EXERCISE
Reproduce the records that run from the line containing "Give me the" through the line containing "x-tick-label: 2 PM bbox=[270, 296, 285, 326]", with both of those lines included. Omit the pictures from your answer.

═════ TASK INPUTS

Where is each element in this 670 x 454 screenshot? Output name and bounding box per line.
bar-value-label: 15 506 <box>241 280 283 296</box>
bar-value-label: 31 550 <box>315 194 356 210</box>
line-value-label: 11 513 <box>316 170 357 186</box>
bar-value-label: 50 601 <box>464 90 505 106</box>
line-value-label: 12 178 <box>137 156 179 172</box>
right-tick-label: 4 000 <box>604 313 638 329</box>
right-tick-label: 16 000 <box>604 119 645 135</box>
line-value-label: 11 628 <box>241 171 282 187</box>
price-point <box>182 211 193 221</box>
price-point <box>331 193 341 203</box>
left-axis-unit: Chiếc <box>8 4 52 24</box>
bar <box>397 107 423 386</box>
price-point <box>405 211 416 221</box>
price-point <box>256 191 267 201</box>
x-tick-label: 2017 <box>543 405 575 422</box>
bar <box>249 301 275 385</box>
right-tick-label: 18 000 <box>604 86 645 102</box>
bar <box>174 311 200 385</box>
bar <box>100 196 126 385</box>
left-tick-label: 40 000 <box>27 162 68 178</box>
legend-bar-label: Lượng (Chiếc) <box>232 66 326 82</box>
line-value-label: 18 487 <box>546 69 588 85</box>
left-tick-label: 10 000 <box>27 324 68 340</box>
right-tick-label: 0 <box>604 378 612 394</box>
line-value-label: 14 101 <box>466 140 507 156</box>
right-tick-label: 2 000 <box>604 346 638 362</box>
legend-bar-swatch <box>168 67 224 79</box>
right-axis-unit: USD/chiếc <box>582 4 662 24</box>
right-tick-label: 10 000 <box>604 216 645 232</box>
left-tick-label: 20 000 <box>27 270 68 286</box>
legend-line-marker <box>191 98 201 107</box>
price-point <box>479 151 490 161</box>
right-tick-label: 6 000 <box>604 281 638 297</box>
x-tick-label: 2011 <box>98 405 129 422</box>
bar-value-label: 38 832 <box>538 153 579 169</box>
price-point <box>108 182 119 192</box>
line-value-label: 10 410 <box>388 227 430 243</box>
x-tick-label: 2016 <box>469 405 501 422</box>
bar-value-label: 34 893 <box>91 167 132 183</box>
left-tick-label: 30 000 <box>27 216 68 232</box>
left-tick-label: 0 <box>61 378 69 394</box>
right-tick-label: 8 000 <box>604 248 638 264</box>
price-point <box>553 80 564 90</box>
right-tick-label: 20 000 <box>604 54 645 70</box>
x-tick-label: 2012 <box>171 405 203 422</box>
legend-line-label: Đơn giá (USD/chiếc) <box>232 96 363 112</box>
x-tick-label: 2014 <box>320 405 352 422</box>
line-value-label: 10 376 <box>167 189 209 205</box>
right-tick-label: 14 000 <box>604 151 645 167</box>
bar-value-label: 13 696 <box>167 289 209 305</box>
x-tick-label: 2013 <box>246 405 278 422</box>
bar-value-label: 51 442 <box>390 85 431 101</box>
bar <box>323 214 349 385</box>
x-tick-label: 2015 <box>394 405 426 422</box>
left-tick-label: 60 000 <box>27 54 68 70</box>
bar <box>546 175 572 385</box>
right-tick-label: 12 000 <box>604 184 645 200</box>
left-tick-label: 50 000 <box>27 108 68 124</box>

══════════
═════ TASK INPUTS

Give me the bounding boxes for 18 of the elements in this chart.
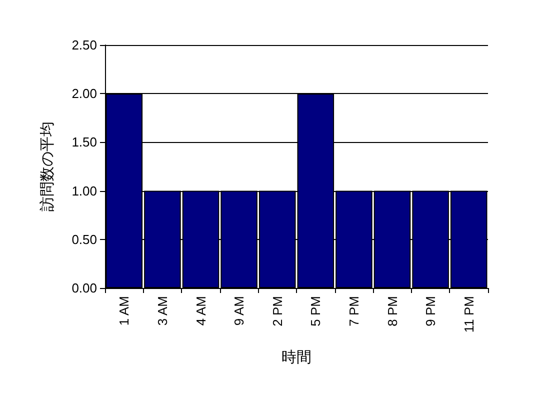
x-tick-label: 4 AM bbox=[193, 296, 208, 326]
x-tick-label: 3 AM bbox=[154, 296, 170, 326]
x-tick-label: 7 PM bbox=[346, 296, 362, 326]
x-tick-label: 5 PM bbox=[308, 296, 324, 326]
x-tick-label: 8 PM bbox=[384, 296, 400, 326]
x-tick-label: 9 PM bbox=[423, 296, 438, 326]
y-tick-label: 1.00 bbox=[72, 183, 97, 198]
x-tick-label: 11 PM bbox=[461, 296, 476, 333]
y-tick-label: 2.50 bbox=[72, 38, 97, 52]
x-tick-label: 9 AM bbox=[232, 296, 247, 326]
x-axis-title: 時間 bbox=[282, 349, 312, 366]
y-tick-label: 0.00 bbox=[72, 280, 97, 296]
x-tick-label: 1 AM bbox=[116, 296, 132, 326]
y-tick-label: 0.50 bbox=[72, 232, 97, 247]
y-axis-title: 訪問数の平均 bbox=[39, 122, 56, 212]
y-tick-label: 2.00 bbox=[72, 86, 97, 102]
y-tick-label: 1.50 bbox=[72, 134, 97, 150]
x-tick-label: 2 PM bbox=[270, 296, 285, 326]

══════════

FULL RESPONSE
Give me the bounding boxes for 18 of the elements in this chart.
x-tick-label: 4 AM bbox=[193, 296, 208, 326]
x-tick-label: 3 AM bbox=[154, 296, 170, 326]
x-tick-label: 7 PM bbox=[346, 296, 362, 326]
x-tick-label: 5 PM bbox=[308, 296, 324, 326]
x-tick-label: 8 PM bbox=[384, 296, 400, 326]
x-tick-label: 9 PM bbox=[423, 296, 438, 326]
y-tick-label: 1.00 bbox=[72, 183, 97, 198]
x-tick-label: 11 PM bbox=[461, 296, 476, 333]
y-tick-label: 2.50 bbox=[72, 38, 97, 52]
x-tick-label: 9 AM bbox=[232, 296, 247, 326]
x-axis-title: 時間 bbox=[282, 349, 312, 366]
y-tick-label: 0.00 bbox=[72, 280, 97, 296]
x-tick-label: 1 AM bbox=[116, 296, 132, 326]
y-tick-label: 0.50 bbox=[72, 232, 97, 247]
y-axis-title: 訪問数の平均 bbox=[39, 122, 56, 212]
y-tick-label: 2.00 bbox=[72, 86, 97, 102]
y-tick-label: 1.50 bbox=[72, 134, 97, 150]
x-tick-label: 2 PM bbox=[270, 296, 285, 326]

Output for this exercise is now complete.